AIM | Please write out the material that follows, exactly as it stands.

RECORDS FOR THIS TASK |
────
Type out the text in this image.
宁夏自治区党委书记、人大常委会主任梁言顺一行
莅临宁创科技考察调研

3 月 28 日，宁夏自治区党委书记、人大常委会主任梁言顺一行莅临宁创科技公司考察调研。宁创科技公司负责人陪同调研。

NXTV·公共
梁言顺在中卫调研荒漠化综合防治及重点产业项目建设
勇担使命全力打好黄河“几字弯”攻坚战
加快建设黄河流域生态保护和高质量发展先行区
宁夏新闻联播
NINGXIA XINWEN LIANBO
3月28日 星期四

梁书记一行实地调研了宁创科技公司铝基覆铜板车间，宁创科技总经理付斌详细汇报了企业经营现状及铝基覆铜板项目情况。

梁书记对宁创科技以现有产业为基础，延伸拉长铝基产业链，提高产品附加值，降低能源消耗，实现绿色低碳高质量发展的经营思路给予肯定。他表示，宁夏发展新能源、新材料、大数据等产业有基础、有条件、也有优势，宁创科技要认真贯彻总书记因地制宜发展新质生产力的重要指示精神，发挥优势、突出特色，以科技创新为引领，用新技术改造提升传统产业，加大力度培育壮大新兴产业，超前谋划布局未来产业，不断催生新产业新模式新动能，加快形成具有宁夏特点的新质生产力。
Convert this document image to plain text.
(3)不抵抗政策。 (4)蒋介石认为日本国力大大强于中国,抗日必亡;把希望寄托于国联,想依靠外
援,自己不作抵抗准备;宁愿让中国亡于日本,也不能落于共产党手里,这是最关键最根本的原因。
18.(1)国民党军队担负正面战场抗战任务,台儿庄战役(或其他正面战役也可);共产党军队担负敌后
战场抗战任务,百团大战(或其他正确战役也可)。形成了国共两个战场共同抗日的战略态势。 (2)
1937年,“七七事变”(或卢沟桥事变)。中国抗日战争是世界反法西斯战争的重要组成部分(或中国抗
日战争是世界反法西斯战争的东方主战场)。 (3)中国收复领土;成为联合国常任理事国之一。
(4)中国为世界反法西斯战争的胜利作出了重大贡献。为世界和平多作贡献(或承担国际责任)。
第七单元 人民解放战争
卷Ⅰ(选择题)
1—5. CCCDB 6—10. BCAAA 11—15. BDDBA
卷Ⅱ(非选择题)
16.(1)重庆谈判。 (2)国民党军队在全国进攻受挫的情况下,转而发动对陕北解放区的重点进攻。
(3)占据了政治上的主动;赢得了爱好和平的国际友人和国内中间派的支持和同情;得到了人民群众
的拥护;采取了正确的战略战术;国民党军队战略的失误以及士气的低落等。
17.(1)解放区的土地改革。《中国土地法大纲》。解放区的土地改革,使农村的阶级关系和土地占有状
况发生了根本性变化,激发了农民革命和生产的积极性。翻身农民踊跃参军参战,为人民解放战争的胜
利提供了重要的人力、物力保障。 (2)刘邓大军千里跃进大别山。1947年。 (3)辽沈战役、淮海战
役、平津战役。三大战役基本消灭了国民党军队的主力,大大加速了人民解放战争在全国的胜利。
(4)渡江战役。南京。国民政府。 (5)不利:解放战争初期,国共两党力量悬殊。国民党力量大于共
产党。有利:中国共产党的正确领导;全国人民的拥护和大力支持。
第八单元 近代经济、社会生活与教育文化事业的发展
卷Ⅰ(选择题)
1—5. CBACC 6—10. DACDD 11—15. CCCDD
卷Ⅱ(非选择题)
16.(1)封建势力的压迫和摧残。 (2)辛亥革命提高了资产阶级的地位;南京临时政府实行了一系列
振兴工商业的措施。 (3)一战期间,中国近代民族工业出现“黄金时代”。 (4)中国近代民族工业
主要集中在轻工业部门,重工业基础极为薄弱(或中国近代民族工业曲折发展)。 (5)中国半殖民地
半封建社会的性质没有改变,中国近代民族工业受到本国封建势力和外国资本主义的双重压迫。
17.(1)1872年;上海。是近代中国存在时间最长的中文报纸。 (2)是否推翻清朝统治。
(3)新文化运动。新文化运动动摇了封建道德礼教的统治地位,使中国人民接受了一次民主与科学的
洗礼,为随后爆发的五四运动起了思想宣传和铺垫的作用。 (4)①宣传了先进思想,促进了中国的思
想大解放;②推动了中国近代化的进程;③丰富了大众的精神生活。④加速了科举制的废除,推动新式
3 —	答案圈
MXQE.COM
────
ANSWER TO THE PROBLEM |
Type out the text in this image.
宁夏自治区党委书记、人大常委会主任梁言顺一行
莅临宁创科技考察调研

3 月 28 日，宁夏自治区党委书记、人大常委会主任梁言顺一行莅临宁创科技公司考察调研。宁创科技公司负责人陪同调研。

NXTV·公共
梁言顺在中卫调研荒漠化综合防治及重点产业项目建设
勇担使命全力打好黄河“几字弯”攻坚战
加快建设黄河流域生态保护和高质量发展先行区
宁夏新闻联播
NINGXIA XINWEN LIANBO
3月28日 星期四

梁书记一行实地调研了宁创科技公司铝基覆铜板车间，宁创科技总经理付斌详细汇报了企业经营现状及铝基覆铜板项目情况。

梁书记对宁创科技以现有产业为基础，延伸拉长铝基产业链，提高产品附加值，降低能源消耗，实现绿色低碳高质量发展的经营思路给予肯定。他表示，宁夏发展新能源、新材料、大数据等产业有基础、有条件、也有优势，宁创科技要认真贯彻总书记因地制宜发展新质生产力的重要指示精神，发挥优势、突出特色，以科技创新为引领，用新技术改造提升传统产业，加大力度培育壮大新兴产业，超前谋划布局未来产业，不断催生新产业新模式新动能，加快形成具有宁夏特点的新质生产力。
Convert this document image to plain text.
(3)不抵抗政策。 (4)蒋介石认为日本国力大大强于中国,抗日必亡;把希望寄托于国联,想依靠外
援,自己不作抵抗准备;宁愿让中国亡于日本,也不能落于共产党手里,这是最关键最根本的原因。
18.(1)国民党军队担负正面战场抗战任务,台儿庄战役(或其他正面战役也可);共产党军队担负敌后
战场抗战任务,百团大战(或其他正确战役也可)。形成了国共两个战场共同抗日的战略态势。 (2)
1937年,“七七事变”(或卢沟桥事变)。中国抗日战争是世界反法西斯战争的重要组成部分(或中国抗
日战争是世界反法西斯战争的东方主战场)。 (3)中国收复领土;成为联合国常任理事国之一。
(4)中国为世界反法西斯战争的胜利作出了重大贡献。为世界和平多作贡献(或承担国际责任)。
第七单元 人民解放战争
卷Ⅰ(选择题)
1—5. CCCDB 6—10. BCAAA 11—15. BDDBA
卷Ⅱ(非选择题)
16.(1)重庆谈判。 (2)国民党军队在全国进攻受挫的情况下,转而发动对陕北解放区的重点进攻。
(3)占据了政治上的主动;赢得了爱好和平的国际友人和国内中间派的支持和同情;得到了人民群众
的拥护;采取了正确的战略战术;国民党军队战略的失误以及士气的低落等。
17.(1)解放区的土地改革。《中国土地法大纲》。解放区的土地改革,使农村的阶级关系和土地占有状
况发生了根本性变化,激发了农民革命和生产的积极性。翻身农民踊跃参军参战,为人民解放战争的胜
利提供了重要的人力、物力保障。 (2)刘邓大军千里跃进大别山。1947年。 (3)辽沈战役、淮海战
役、平津战役。三大战役基本消灭了国民党军队的主力,大大加速了人民解放战争在全国的胜利。
(4)渡江战役。南京。国民政府。 (5)不利:解放战争初期,国共两党力量悬殊。国民党力量大于共
产党。有利:中国共产党的正确领导;全国人民的拥护和大力支持。
第八单元 近代经济、社会生活与教育文化事业的发展
卷Ⅰ(选择题)
1—5. CBACC 6—10. DACDD 11—15. CCCDD
卷Ⅱ(非选择题)
16.(1)封建势力的压迫和摧残。 (2)辛亥革命提高了资产阶级的地位;南京临时政府实行了一系列
振兴工商业的措施。 (3)一战期间,中国近代民族工业出现“黄金时代”。 (4)中国近代民族工业
主要集中在轻工业部门,重工业基础极为薄弱(或中国近代民族工业曲折发展)。 (5)中国半殖民地
半封建社会的性质没有改变,中国近代民族工业受到本国封建势力和外国资本主义的双重压迫。
17.(1)1872年;上海。是近代中国存在时间最长的中文报纸。 (2)是否推翻清朝统治。
(3)新文化运动。新文化运动动摇了封建道德礼教的统治地位,使中国人民接受了一次民主与科学的
洗礼,为随后爆发的五四运动起了思想宣传和铺垫的作用。 (4)①宣传了先进思想,促进了中国的思
想大解放;②推动了中国近代化的进程;③丰富了大众的精神生活。④加速了科举制的废除,推动新式
3 —	答案圈
MXQE.COM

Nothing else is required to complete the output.